──────── Available records ────────

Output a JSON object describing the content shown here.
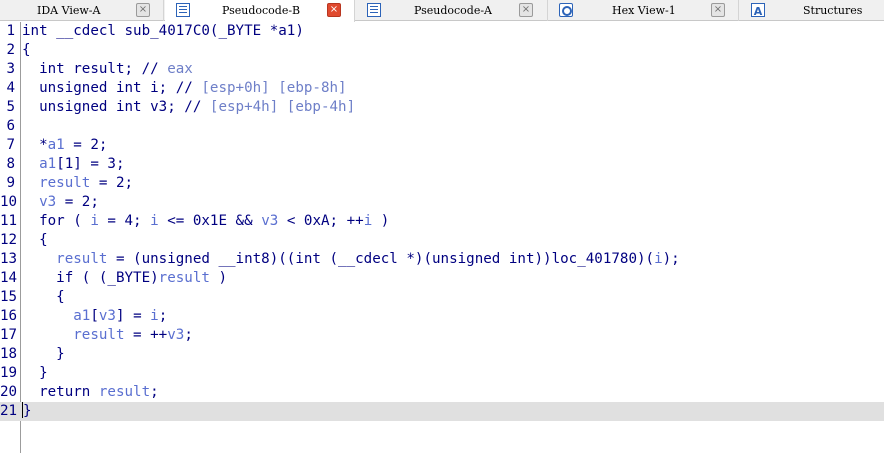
{
  "tabs": [
    {
      "label": "IDA View-A",
      "active": false,
      "close": "×"
    },
    {
      "label": "Pseudocode-B",
      "active": true,
      "close": "×"
    },
    {
      "label": "Pseudocode-A",
      "active": false,
      "close": "×"
    },
    {
      "label": "Hex View-1",
      "active": false,
      "close": "×"
    },
    {
      "label": "Structures",
      "active": false,
      "icon_text": "A"
    }
  ],
  "lines": [
    {
      "n": "1",
      "text": "int __cdecl sub_4017C0(_BYTE *a1)"
    },
    {
      "n": "2",
      "text": "{"
    },
    {
      "n": "3",
      "text": "  int result; // eax"
    },
    {
      "n": "4",
      "text": "  unsigned int i; // [esp+0h] [ebp-8h]"
    },
    {
      "n": "5",
      "text": "  unsigned int v3; // [esp+4h] [ebp-4h]"
    },
    {
      "n": "6",
      "text": ""
    },
    {
      "n": "7",
      "text": "  *a1 = 2;"
    },
    {
      "n": "8",
      "text": "  a1[1] = 3;"
    },
    {
      "n": "9",
      "text": "  result = 2;"
    },
    {
      "n": "10",
      "text": "  v3 = 2;"
    },
    {
      "n": "11",
      "text": "  for ( i = 4; i <= 0x1E && v3 < 0xA; ++i )"
    },
    {
      "n": "12",
      "text": "  {"
    },
    {
      "n": "13",
      "text": "    result = (unsigned __int8)((int (__cdecl *)(unsigned int))loc_401780)(i);"
    },
    {
      "n": "14",
      "text": "    if ( (_BYTE)result )"
    },
    {
      "n": "15",
      "text": "    {"
    },
    {
      "n": "16",
      "text": "      a1[v3] = i;"
    },
    {
      "n": "17",
      "text": "      result = ++v3;"
    },
    {
      "n": "18",
      "text": "    }"
    },
    {
      "n": "19",
      "text": "  }"
    },
    {
      "n": "20",
      "text": "  return result;"
    },
    {
      "n": "21",
      "text": "}"
    }
  ],
  "current_line": "21",
  "colors": {
    "keyword": "#000080",
    "variable": "#5a6fd0",
    "comment": "#6e7fc8",
    "current_line_bg": "#e0e0e0",
    "active_close": "#e04a2f"
  }
}
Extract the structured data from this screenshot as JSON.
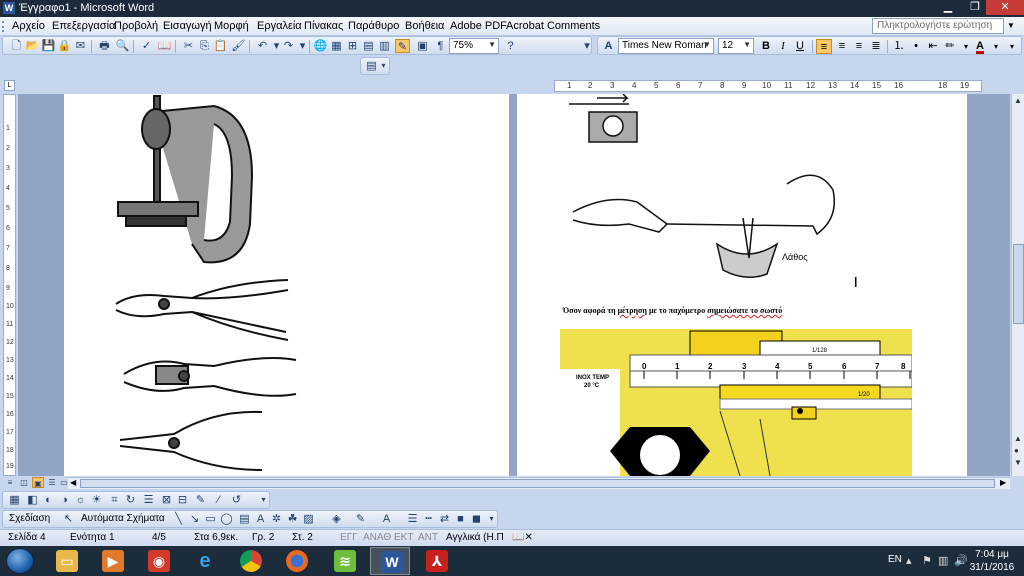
{
  "window": {
    "title": "Έγγραφο1 - Microsoft Word",
    "app_icon": "W",
    "controls": [
      "minimize-icon",
      "restore-icon",
      "close-icon"
    ]
  },
  "menu": {
    "items": [
      "Αρχείο",
      "Επεξεργασία",
      "Προβολή",
      "Εισαγωγή",
      "Μορφή",
      "Εργαλεία",
      "Πίνακας",
      "Παράθυρο",
      "Βοήθεια",
      "Adobe PDF",
      "Acrobat Comments"
    ],
    "ask_placeholder": "Πληκτρολογήστε ερώτηση"
  },
  "standard_toolbar": {
    "zoom": "75%",
    "pilcrow": "¶"
  },
  "formatting_toolbar": {
    "style_icon": "A",
    "font": "Times New Roman",
    "size": "12",
    "bold": "B",
    "italic": "I",
    "underline": "U"
  },
  "ruler": {
    "labels": [
      "1",
      "2",
      "3",
      "4",
      "5",
      "6",
      "7",
      "8",
      "9",
      "10",
      "11",
      "12",
      "13",
      "14",
      "15",
      "16",
      "18",
      "19"
    ]
  },
  "vertical_ruler": {
    "labels": [
      "1",
      "2",
      "3",
      "4",
      "5",
      "6",
      "7",
      "8",
      "9",
      "10",
      "11",
      "12",
      "13",
      "14",
      "15",
      "16",
      "17",
      "18",
      "19"
    ]
  },
  "document": {
    "caption_before": "Όσον αφορά τη ",
    "caption_word1": "μέτρηση",
    "caption_mid": " με το παχύμετρο ",
    "caption_word2": "σημειώσατε το σωστό",
    "wrong_label": "Λάθος",
    "vernier": {
      "left_label": "INOX TEMP",
      "left_sub": "20 °C",
      "main_scale": [
        "0",
        "1",
        "2",
        "3",
        "4",
        "5",
        "6",
        "7",
        "8"
      ],
      "top_scale_label": "1/128",
      "bottom_scale_label": "1/20"
    }
  },
  "drawing_toolbar": {
    "draw_label": "Σχεδίαση",
    "autoshapes_label": "Αυτόματα Σχήματα"
  },
  "statusbar": {
    "page": "Σελίδα 4",
    "section": "Ενότητα 1",
    "pages": "4/5",
    "at": "Στα 6,9εκ.",
    "line": "Γρ. 2",
    "col": "Στ. 2",
    "rec": "ΕΓΓ",
    "trk": "ΑΝΑΘ",
    "ext": "ΕΚΤ",
    "ovr": "ΑΝΤ",
    "language": "Αγγλικά (Η.Π"
  },
  "taskbar": {
    "apps": [
      "explorer-icon",
      "media-player-icon",
      "camera-icon",
      "internet-explorer-icon",
      "chrome-icon",
      "firefox-icon",
      "bluestacks-icon",
      "word-icon",
      "acrobat-icon"
    ],
    "language": "EN",
    "time": "7:04 μμ",
    "date": "31/1/2016"
  }
}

────────

◆ **Task details**: Of the lines in the data, how many contain the word "unsigned"? Provide the number and nothing further.

◆ **Final result**: 3